Figure data in JSON
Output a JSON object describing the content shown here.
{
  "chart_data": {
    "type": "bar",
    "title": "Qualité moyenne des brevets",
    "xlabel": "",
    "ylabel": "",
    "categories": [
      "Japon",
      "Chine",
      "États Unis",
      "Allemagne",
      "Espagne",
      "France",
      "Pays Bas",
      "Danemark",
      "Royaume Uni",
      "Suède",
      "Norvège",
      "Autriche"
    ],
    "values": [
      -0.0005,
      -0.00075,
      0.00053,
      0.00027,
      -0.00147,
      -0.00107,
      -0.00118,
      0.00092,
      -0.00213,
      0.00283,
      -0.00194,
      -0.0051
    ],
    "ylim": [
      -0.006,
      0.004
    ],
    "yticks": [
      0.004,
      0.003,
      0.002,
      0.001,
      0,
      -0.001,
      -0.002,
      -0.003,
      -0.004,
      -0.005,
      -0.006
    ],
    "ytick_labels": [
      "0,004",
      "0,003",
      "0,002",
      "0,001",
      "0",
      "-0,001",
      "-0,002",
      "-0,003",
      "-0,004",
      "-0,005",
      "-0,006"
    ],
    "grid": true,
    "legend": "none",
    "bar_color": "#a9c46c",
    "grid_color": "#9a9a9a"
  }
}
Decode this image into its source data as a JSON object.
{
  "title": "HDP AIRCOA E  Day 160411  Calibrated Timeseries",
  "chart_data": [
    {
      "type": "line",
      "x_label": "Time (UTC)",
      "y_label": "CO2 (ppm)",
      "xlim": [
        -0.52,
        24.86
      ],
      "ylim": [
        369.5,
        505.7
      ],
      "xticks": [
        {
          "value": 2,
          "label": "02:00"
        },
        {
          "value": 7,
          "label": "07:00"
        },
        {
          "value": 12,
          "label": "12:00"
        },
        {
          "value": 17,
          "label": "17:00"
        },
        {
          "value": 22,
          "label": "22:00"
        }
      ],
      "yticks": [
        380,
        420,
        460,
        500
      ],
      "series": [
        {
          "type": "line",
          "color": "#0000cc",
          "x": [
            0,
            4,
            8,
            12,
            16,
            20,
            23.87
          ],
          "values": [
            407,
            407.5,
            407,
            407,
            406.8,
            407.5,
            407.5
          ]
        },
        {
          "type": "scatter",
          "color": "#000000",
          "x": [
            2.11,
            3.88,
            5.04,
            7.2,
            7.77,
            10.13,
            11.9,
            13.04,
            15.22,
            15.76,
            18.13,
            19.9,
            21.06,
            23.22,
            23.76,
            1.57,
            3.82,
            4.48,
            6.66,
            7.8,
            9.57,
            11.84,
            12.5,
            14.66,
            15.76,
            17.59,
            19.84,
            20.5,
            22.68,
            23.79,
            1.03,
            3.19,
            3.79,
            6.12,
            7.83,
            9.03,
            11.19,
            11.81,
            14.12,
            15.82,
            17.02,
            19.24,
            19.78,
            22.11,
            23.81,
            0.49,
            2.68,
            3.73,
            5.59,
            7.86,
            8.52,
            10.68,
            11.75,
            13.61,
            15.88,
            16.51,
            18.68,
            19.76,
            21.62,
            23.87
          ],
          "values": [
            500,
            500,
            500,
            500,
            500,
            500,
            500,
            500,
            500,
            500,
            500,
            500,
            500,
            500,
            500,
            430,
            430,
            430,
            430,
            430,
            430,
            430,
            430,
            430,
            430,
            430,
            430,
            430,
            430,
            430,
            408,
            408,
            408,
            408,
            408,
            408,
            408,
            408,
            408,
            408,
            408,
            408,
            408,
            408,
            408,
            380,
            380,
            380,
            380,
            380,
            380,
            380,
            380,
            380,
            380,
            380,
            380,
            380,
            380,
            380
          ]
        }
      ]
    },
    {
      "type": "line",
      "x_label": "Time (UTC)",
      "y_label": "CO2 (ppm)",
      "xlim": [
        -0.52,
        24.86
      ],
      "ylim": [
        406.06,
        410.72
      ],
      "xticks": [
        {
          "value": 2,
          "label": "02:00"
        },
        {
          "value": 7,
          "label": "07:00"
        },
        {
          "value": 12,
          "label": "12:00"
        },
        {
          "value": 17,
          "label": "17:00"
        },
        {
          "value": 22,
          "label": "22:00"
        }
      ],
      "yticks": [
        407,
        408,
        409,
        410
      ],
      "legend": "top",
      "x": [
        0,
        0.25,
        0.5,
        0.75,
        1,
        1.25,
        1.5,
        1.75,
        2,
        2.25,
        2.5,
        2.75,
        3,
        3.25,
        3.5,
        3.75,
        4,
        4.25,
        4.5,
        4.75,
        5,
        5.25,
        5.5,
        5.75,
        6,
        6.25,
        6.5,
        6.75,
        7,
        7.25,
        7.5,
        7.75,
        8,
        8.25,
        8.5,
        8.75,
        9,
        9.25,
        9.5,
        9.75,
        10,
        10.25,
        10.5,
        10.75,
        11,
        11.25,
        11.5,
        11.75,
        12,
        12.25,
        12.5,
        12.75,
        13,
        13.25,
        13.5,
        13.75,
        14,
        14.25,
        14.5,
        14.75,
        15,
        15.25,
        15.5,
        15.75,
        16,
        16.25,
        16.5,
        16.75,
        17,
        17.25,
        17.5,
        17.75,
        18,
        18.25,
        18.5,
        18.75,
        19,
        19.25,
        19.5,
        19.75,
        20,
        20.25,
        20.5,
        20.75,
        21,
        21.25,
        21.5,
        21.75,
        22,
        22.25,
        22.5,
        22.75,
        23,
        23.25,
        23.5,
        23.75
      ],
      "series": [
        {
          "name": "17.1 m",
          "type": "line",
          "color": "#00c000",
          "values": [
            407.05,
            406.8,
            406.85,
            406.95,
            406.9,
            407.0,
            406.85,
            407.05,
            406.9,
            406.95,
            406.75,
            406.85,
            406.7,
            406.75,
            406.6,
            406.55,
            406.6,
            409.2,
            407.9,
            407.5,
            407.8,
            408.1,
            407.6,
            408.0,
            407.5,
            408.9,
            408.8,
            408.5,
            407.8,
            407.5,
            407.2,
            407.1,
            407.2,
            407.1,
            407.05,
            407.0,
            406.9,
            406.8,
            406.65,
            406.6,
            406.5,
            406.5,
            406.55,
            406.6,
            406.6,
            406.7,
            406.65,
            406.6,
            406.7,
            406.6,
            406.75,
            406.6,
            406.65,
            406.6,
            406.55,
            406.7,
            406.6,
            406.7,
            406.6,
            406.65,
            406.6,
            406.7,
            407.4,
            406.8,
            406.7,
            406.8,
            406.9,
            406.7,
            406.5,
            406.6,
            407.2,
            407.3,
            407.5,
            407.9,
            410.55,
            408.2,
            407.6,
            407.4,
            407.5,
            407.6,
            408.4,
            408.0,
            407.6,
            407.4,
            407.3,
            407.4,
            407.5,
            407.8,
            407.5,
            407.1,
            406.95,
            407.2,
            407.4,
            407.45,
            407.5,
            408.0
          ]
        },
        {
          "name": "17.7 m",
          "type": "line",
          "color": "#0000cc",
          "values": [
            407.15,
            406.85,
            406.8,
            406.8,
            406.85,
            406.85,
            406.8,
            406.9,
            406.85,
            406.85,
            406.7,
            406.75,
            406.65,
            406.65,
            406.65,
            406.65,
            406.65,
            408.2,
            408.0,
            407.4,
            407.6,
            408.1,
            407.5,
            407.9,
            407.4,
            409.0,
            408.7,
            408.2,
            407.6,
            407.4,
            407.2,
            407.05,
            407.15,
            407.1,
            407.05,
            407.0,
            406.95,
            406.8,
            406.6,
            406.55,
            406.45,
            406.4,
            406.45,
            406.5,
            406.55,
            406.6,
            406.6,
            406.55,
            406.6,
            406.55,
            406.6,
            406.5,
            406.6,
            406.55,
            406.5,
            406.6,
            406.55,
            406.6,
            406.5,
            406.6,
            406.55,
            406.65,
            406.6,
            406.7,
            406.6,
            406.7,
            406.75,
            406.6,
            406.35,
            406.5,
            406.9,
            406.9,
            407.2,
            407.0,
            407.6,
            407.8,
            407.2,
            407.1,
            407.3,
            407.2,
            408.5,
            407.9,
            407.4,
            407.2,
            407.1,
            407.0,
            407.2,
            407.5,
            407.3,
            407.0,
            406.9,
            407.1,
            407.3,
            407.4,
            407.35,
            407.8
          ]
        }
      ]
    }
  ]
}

**THE EXERCISE:**
Return nothing except the number of lines that include the string "object".

**EXERCISE ANSWER:**
2